Material to process:
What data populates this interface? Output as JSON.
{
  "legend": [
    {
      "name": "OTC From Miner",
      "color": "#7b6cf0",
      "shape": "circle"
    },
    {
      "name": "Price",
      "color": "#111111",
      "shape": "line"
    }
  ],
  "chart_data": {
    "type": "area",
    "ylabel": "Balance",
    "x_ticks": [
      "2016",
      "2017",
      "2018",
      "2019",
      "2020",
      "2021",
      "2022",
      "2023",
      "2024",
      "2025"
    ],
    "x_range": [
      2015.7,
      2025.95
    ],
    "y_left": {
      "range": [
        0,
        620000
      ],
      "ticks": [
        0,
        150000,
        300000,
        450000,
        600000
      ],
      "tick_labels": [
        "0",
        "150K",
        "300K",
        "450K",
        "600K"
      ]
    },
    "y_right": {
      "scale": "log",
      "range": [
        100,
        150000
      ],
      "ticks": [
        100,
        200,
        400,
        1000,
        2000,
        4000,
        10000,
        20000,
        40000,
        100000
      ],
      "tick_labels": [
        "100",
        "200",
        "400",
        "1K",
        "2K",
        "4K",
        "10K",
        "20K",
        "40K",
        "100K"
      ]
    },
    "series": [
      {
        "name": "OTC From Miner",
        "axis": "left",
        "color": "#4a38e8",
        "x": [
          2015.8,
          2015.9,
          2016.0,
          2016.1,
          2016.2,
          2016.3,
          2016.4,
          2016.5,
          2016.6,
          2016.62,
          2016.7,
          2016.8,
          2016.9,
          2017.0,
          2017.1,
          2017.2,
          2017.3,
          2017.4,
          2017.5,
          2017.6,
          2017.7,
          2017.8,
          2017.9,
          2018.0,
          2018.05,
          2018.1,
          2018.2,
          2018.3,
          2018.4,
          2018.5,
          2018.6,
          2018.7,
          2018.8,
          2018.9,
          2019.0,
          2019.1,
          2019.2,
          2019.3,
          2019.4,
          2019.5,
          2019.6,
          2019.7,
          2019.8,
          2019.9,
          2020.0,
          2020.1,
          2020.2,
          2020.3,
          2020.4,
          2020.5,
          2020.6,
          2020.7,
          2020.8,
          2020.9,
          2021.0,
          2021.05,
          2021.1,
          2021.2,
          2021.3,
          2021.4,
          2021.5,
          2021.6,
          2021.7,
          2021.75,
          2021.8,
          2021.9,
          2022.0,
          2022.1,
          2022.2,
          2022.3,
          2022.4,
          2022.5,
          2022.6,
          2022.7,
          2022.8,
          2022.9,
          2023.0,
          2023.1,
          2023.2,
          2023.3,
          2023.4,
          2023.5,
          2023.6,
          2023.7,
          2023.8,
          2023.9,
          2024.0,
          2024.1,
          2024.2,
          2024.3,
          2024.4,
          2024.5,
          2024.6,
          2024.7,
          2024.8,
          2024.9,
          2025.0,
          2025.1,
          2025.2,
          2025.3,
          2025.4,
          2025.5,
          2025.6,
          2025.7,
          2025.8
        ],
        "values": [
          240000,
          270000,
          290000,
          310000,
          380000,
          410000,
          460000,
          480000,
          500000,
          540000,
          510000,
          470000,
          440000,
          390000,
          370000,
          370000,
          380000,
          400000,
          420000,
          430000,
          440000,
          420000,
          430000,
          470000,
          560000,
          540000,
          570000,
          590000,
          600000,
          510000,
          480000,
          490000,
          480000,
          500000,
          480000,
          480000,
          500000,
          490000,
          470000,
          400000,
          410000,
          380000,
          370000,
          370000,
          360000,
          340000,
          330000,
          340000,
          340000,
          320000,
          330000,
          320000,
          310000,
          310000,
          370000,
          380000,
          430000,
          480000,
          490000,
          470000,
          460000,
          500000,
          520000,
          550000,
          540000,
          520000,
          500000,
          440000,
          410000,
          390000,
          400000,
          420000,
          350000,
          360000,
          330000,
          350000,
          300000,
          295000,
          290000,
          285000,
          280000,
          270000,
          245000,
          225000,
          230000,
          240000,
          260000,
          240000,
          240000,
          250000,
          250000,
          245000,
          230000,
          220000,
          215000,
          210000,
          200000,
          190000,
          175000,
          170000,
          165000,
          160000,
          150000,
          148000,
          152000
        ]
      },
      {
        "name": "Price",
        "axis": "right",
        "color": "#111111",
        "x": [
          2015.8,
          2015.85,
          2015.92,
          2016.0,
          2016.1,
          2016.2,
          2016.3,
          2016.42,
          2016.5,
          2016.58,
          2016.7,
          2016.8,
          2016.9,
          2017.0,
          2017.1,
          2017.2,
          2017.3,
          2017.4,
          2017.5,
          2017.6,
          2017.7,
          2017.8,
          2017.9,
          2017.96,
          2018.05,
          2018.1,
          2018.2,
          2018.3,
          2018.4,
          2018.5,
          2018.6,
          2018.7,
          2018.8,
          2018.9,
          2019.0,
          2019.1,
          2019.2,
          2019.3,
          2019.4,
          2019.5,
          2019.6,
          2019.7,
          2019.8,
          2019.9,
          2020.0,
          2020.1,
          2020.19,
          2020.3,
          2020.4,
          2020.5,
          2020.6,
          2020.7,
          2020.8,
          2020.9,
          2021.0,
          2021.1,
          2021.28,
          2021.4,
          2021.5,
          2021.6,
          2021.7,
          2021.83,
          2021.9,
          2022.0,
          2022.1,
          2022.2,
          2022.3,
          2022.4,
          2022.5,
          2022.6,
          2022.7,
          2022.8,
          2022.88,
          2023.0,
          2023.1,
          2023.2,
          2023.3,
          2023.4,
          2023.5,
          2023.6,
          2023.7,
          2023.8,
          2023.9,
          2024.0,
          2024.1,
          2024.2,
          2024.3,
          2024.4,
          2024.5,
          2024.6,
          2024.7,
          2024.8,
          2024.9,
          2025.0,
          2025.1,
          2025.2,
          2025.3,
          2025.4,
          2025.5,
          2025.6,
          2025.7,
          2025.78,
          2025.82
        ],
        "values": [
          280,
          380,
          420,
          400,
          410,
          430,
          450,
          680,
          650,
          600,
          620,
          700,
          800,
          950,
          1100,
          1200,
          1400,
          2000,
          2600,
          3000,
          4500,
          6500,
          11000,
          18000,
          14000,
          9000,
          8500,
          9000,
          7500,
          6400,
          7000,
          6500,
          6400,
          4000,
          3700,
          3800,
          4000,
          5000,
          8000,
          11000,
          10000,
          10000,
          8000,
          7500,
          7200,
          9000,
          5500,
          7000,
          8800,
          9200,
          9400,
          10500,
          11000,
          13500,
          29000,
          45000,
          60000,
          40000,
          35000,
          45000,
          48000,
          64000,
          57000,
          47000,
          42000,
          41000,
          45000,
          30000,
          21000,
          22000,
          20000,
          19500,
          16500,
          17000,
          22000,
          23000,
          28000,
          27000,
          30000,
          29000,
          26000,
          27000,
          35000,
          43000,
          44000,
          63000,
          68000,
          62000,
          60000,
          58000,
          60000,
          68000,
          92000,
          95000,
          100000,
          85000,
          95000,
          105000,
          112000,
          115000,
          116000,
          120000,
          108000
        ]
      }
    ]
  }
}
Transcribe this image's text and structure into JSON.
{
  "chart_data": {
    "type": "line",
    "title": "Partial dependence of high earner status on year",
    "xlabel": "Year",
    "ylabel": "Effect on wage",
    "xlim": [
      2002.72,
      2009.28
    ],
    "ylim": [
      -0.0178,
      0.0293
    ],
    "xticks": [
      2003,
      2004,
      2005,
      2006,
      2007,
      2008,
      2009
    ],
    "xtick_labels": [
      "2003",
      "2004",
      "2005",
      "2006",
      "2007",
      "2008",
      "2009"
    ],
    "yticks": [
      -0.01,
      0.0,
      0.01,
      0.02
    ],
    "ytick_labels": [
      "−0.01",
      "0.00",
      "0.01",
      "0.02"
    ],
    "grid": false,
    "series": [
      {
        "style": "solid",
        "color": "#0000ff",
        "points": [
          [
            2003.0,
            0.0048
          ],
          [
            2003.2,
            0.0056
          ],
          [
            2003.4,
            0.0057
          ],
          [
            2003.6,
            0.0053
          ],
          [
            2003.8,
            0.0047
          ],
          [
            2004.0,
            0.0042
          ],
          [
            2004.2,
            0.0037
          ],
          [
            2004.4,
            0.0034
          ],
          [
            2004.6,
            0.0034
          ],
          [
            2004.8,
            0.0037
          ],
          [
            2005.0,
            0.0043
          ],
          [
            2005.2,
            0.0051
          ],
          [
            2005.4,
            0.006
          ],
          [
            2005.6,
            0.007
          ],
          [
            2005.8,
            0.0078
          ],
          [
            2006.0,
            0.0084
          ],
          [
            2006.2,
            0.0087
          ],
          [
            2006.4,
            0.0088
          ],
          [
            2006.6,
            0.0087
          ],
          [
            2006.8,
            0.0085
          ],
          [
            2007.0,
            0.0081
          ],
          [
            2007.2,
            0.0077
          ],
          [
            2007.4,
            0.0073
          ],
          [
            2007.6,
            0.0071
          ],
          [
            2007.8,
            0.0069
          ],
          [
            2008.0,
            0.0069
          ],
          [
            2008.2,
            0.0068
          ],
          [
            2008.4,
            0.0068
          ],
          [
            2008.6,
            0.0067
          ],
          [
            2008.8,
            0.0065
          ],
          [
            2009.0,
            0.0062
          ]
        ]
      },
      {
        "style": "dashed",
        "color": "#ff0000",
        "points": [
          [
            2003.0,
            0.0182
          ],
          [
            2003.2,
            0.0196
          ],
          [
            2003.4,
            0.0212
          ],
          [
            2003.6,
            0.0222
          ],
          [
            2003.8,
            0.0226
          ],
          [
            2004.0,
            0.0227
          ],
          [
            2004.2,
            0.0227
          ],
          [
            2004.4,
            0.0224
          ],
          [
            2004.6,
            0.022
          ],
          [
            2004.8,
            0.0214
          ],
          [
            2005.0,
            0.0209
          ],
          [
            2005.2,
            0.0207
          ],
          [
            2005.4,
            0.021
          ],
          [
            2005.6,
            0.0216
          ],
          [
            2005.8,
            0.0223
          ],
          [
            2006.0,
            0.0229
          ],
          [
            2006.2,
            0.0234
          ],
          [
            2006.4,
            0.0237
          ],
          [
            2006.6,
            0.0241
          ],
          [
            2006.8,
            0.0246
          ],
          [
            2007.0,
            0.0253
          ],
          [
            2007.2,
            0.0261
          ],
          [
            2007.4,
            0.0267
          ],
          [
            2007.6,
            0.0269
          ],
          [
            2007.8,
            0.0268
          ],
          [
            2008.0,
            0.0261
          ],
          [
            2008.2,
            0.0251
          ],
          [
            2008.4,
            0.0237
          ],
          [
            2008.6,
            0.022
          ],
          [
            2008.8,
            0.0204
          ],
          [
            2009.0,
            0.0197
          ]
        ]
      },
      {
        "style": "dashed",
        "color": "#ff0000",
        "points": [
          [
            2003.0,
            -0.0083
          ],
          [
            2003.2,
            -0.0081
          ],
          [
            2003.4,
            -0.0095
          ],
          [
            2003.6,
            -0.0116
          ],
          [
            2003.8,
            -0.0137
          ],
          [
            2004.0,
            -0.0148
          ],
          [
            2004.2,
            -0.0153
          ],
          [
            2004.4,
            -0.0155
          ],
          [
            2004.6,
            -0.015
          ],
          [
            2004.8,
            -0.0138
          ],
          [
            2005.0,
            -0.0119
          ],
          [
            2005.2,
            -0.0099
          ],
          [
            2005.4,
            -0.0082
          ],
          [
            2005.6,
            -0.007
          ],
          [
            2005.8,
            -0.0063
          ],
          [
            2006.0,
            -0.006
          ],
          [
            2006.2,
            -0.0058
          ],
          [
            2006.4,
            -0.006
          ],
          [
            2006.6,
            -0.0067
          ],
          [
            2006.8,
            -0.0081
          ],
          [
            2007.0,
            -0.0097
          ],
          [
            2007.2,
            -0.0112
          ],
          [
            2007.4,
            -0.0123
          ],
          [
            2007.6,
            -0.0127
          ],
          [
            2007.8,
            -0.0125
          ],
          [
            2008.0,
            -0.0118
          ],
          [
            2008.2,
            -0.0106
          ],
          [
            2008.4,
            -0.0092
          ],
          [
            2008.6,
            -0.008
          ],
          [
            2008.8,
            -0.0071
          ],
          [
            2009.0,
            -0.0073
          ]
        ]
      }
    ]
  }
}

What you need to do: Gather up, from the records above, each line where the word "ylabel" appears.

Result of this task:
    "ylabel": "Balance",
    "ylabel": "Effect on wage",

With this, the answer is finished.